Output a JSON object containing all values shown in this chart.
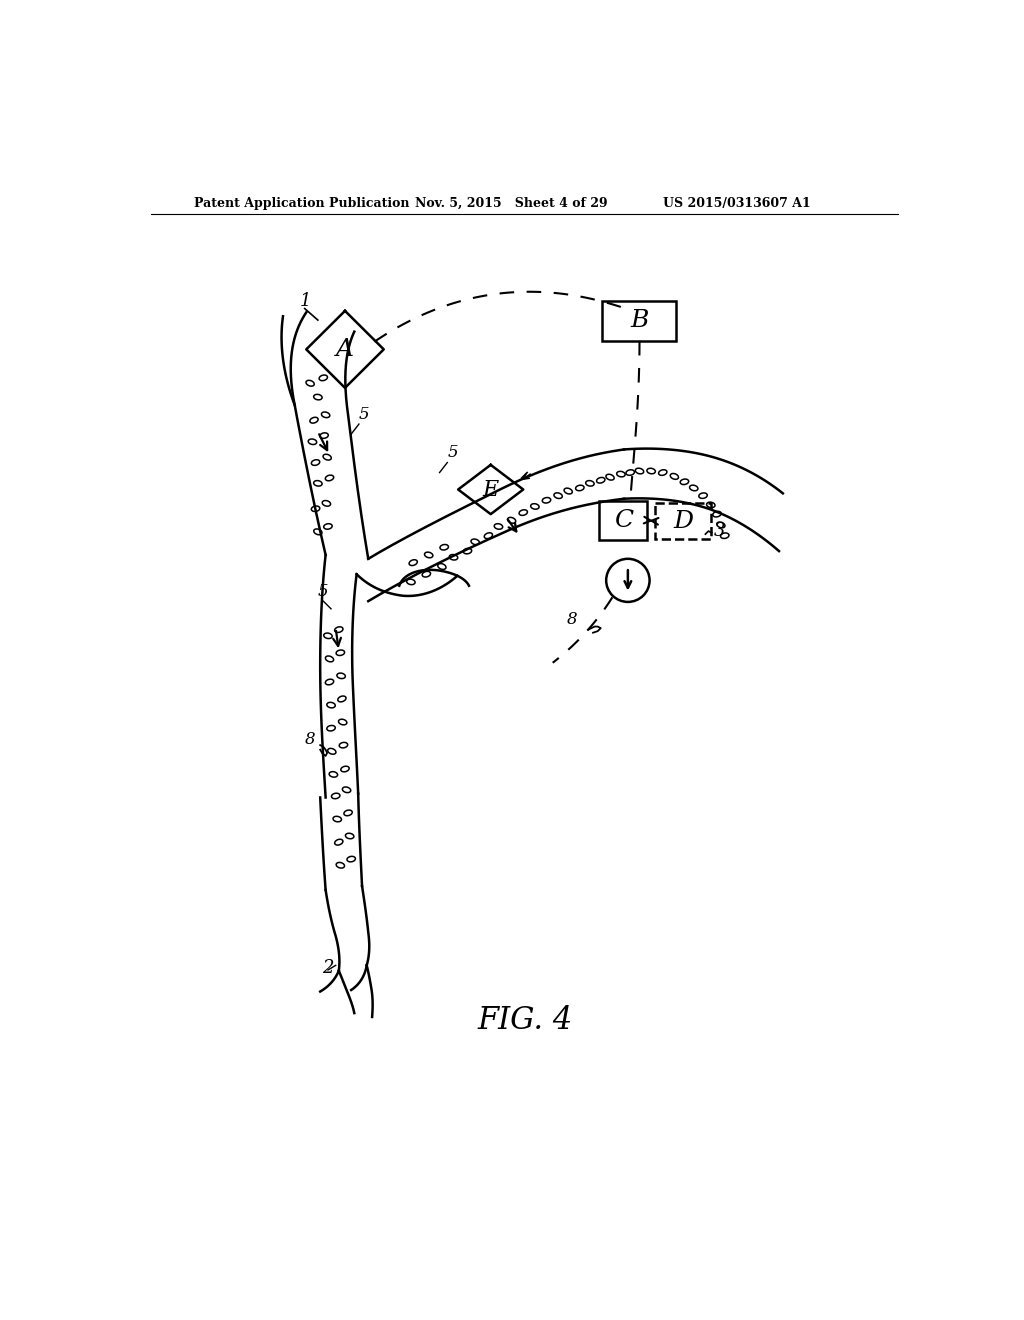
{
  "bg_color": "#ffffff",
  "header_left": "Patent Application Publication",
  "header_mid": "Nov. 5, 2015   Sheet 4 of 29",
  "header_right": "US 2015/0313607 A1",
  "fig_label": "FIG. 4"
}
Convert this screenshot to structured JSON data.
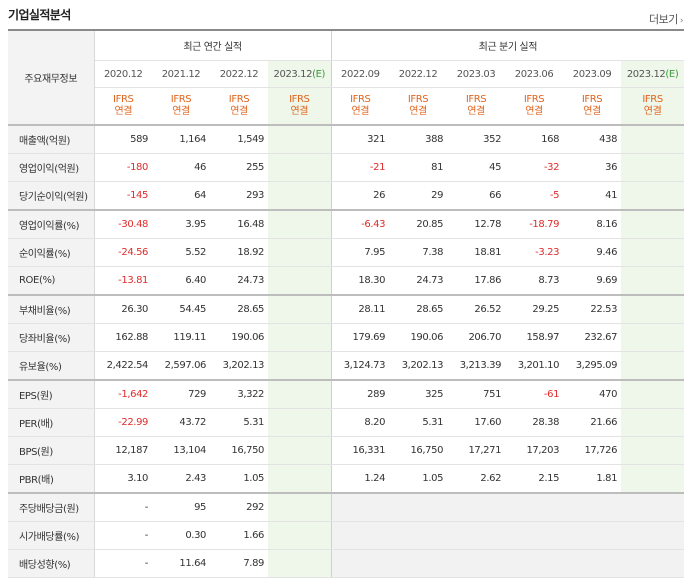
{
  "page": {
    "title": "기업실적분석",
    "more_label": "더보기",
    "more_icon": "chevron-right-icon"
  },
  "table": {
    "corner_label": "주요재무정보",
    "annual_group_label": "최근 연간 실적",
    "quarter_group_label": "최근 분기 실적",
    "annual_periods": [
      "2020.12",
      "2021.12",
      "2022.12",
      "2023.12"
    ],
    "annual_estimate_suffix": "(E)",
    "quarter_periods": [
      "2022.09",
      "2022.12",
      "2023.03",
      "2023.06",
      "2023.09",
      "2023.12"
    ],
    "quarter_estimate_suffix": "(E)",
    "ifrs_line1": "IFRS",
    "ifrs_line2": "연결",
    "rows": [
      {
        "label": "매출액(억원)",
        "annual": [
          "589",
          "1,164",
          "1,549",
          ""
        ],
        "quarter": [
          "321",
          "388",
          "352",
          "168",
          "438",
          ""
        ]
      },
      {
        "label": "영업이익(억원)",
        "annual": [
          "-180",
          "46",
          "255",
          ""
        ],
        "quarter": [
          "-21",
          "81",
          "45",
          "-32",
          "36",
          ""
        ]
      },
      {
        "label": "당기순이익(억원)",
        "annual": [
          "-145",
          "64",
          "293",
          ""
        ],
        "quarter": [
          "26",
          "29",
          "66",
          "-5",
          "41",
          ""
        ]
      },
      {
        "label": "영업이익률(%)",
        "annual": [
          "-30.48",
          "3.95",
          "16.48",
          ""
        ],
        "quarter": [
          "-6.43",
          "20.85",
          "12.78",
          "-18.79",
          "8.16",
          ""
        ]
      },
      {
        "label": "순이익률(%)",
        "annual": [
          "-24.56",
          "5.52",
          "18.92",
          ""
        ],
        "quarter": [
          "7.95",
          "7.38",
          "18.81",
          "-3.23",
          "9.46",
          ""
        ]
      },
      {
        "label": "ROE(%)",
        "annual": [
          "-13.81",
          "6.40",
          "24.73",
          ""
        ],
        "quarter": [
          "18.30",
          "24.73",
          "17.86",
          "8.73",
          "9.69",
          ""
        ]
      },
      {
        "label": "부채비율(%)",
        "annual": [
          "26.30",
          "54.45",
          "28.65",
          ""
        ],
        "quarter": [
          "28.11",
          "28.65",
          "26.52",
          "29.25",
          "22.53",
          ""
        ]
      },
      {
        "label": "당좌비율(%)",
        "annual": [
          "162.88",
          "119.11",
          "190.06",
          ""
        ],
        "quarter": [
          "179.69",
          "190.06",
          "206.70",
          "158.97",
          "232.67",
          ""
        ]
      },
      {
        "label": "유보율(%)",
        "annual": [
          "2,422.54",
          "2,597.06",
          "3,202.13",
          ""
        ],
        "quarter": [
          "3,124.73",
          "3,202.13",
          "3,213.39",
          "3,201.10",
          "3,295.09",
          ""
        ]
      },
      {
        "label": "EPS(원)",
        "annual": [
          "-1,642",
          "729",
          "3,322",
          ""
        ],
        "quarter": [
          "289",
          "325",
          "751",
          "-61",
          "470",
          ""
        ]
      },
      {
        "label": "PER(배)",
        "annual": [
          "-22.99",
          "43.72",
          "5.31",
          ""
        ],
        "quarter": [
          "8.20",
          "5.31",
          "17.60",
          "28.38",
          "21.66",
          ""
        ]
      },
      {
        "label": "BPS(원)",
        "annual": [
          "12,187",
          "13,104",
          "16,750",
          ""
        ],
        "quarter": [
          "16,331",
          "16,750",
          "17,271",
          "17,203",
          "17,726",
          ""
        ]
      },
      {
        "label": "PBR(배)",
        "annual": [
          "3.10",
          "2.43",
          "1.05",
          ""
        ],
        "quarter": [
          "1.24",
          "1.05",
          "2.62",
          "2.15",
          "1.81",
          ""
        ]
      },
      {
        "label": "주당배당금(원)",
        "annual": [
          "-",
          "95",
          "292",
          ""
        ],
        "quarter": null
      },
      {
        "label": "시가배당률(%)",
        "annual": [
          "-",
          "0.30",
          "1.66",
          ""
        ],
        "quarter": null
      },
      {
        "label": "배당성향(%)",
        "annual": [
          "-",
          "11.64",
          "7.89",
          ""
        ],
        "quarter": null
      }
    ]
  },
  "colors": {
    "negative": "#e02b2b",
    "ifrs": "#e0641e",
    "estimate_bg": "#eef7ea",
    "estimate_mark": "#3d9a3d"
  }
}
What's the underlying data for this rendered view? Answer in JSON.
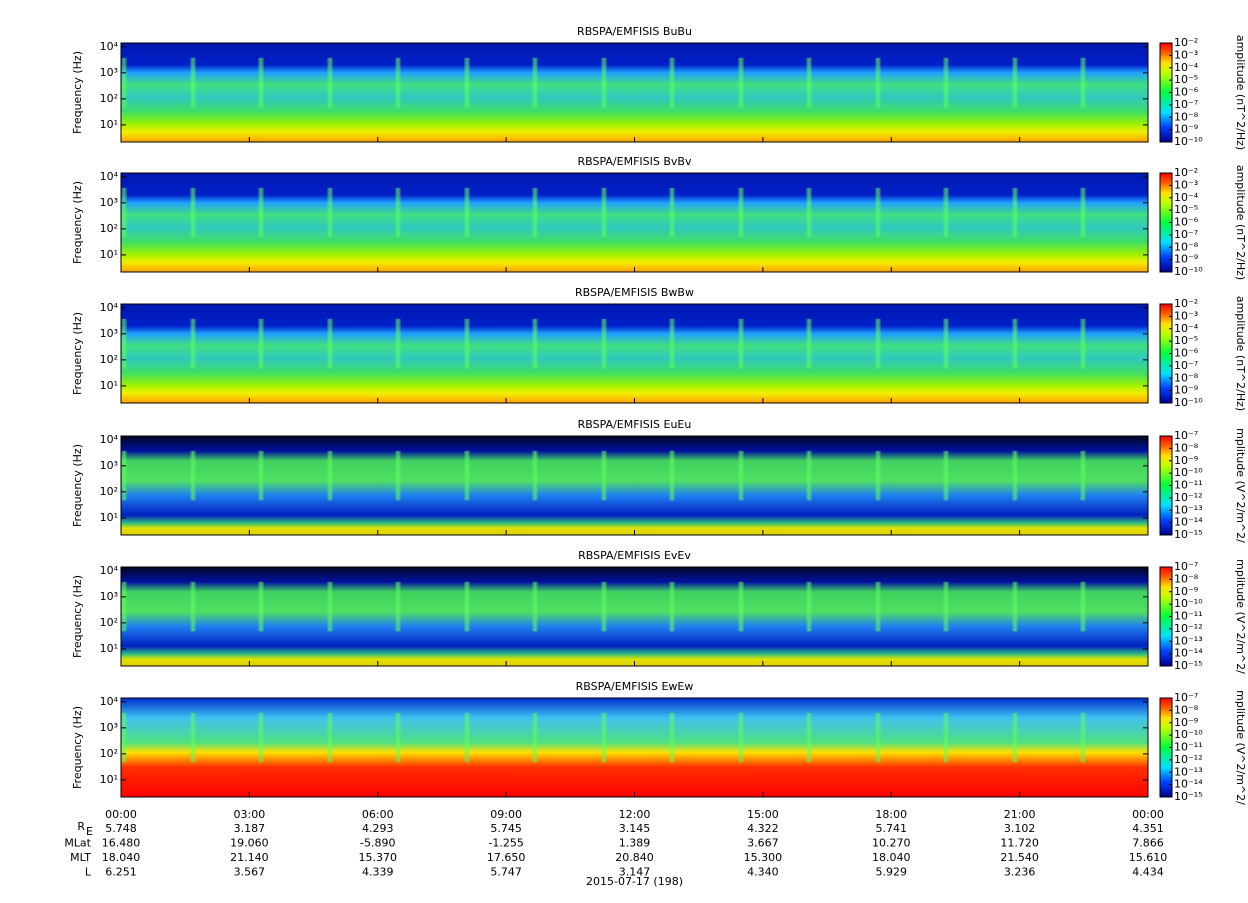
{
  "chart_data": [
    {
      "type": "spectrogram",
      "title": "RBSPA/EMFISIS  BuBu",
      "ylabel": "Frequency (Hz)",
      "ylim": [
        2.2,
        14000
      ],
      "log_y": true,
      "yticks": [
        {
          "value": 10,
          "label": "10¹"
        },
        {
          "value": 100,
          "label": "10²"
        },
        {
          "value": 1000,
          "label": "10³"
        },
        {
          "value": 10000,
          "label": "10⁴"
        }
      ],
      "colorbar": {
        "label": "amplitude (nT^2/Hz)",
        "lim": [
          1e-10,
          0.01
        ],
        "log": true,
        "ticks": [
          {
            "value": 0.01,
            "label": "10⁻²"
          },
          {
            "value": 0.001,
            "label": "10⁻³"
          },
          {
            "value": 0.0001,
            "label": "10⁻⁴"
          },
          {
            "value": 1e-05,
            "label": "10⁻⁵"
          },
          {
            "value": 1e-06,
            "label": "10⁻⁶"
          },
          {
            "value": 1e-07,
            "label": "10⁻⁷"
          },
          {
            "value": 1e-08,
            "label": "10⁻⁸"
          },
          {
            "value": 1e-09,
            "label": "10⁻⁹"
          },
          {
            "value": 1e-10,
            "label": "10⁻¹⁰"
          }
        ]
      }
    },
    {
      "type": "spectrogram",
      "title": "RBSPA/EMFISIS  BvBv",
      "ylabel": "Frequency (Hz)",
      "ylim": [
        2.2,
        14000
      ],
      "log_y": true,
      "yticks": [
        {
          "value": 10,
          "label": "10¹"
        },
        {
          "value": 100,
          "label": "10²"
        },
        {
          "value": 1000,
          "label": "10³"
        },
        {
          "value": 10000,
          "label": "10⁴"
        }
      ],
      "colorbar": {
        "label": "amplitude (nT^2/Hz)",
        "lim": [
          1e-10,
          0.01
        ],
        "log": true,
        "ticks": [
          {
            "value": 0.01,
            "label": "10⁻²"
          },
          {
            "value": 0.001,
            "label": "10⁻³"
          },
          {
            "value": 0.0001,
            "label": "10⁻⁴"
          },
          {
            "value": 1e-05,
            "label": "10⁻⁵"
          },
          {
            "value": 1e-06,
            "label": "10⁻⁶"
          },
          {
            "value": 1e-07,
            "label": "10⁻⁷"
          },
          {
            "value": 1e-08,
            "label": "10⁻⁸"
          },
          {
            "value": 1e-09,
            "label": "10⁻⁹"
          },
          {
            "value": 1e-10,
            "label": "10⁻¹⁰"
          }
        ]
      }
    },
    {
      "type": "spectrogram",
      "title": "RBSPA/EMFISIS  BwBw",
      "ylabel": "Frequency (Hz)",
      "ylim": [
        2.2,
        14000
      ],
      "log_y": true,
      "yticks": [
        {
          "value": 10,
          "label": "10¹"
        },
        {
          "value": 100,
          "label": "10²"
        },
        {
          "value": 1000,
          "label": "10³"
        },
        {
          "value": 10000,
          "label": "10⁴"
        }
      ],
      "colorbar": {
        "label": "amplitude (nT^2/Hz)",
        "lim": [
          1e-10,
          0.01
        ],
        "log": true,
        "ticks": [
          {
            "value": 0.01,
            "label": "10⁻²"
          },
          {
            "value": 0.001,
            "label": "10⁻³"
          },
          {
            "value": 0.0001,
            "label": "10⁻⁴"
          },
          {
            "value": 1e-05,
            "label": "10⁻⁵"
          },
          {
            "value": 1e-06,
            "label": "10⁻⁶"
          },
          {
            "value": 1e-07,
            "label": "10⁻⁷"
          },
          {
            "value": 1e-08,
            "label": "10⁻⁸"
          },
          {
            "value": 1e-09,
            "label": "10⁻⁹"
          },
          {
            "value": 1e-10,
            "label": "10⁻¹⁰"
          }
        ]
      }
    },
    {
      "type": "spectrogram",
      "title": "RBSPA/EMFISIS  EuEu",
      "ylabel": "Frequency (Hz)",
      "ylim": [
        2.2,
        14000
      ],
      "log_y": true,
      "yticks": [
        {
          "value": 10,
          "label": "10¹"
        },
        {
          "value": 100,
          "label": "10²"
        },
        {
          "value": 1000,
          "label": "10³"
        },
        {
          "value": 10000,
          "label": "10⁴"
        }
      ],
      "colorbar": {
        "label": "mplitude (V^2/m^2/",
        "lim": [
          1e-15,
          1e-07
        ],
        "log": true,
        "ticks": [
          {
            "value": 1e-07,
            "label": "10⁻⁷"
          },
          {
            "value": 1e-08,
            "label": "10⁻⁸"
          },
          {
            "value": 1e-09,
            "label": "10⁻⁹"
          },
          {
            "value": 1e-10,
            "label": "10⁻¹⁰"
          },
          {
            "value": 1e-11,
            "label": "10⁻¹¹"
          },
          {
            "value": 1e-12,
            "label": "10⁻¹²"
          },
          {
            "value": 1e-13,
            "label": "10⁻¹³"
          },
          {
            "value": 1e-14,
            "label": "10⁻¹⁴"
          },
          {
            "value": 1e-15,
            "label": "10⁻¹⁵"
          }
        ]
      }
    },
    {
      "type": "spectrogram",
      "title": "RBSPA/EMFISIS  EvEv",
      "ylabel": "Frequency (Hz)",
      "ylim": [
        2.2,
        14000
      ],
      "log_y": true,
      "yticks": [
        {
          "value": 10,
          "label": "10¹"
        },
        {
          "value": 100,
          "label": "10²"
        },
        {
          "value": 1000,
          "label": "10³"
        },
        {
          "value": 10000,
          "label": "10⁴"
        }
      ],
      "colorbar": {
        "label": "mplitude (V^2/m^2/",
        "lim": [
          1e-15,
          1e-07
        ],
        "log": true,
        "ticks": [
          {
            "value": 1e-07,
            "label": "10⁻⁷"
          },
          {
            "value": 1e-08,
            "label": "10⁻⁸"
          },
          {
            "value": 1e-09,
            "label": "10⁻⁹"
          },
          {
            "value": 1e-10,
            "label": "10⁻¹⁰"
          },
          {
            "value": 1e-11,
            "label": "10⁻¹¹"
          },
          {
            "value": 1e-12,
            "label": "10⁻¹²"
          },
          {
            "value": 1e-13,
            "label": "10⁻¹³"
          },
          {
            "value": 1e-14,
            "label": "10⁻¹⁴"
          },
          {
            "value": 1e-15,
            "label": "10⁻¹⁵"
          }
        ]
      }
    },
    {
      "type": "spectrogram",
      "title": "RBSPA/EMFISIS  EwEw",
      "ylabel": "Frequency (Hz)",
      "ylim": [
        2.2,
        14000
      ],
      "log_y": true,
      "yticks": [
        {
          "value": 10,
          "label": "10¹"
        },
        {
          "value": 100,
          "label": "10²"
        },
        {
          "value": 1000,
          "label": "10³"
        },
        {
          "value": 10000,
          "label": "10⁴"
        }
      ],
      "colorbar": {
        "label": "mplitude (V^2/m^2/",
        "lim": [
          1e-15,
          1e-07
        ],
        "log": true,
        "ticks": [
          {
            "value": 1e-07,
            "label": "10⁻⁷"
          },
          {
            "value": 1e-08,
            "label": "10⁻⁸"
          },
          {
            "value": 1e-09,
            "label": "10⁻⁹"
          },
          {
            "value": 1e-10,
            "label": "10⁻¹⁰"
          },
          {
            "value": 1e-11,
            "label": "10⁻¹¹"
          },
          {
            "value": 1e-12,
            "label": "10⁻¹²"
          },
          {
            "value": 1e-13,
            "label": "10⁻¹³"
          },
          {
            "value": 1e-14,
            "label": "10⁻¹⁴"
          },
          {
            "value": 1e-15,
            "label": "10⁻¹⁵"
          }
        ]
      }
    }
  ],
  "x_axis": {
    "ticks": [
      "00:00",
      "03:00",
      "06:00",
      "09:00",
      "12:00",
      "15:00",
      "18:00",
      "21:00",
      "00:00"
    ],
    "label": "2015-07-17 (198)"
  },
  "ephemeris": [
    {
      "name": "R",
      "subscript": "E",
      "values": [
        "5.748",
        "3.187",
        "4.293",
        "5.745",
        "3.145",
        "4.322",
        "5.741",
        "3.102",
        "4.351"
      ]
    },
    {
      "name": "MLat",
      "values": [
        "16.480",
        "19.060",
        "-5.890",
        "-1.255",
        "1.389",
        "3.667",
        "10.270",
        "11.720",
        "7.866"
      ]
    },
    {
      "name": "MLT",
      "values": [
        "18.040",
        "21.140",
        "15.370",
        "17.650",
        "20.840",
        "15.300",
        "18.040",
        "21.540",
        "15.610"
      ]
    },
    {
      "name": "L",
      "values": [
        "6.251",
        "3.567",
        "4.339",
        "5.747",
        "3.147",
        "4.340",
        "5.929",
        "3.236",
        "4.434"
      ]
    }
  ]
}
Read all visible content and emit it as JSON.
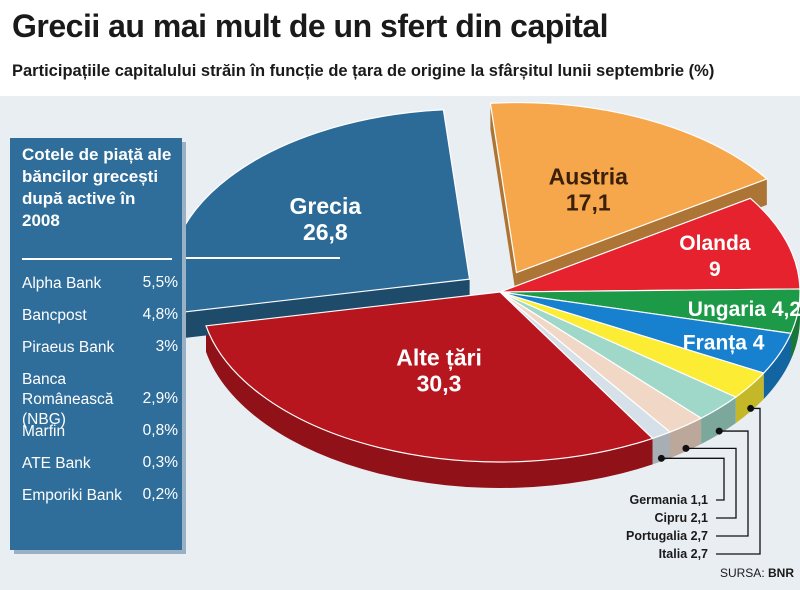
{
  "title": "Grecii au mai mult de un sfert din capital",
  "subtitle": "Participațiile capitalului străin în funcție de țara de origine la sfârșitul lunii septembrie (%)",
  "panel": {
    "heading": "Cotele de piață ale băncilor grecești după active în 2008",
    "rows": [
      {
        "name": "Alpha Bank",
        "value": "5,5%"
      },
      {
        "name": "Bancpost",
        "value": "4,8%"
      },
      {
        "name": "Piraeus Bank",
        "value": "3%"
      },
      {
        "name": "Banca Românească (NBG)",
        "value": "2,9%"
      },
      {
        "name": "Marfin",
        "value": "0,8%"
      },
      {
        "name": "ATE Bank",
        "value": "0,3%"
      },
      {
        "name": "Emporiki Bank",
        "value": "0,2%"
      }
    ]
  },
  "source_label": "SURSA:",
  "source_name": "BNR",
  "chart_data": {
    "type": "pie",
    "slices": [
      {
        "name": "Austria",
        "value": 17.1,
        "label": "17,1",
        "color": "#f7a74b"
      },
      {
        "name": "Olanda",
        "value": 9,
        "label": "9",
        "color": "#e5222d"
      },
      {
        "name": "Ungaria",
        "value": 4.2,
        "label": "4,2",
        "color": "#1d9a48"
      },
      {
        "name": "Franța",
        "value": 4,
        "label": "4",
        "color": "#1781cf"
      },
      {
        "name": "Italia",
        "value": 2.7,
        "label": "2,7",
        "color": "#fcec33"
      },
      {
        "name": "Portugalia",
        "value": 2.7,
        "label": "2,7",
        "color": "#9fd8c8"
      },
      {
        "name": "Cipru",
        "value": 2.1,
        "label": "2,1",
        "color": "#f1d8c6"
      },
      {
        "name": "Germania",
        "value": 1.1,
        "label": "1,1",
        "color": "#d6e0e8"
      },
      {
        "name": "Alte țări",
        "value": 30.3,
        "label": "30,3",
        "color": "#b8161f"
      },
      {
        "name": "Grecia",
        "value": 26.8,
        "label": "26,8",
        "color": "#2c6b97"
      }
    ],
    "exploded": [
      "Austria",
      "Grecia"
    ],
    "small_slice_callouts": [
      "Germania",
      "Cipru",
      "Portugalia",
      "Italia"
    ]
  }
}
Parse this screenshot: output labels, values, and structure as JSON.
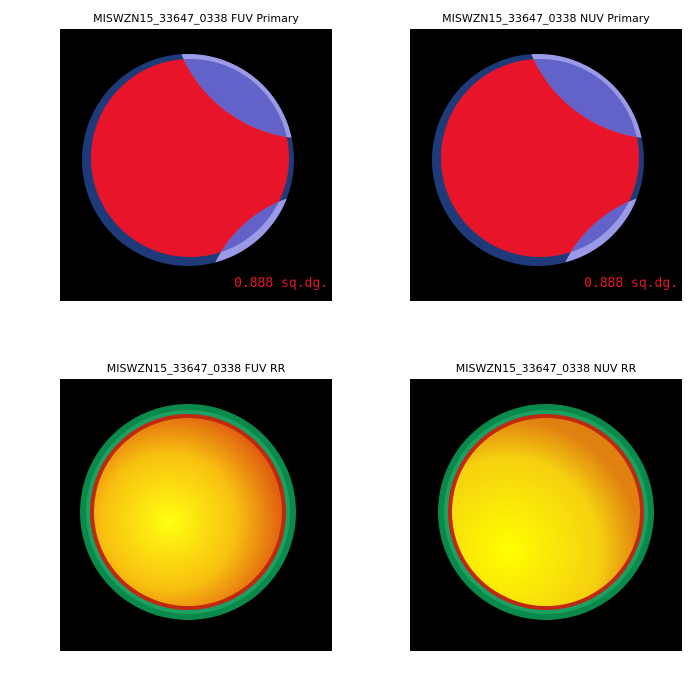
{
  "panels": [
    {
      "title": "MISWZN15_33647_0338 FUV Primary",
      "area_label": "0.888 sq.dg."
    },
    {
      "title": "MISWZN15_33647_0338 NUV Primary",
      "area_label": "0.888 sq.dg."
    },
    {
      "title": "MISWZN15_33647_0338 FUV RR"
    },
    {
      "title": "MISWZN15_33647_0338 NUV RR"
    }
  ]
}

=-=-=

• Work instructions
Tally the lines of the data that hold the string "Primary". Answer with the number and nothing more.

• Right answer
2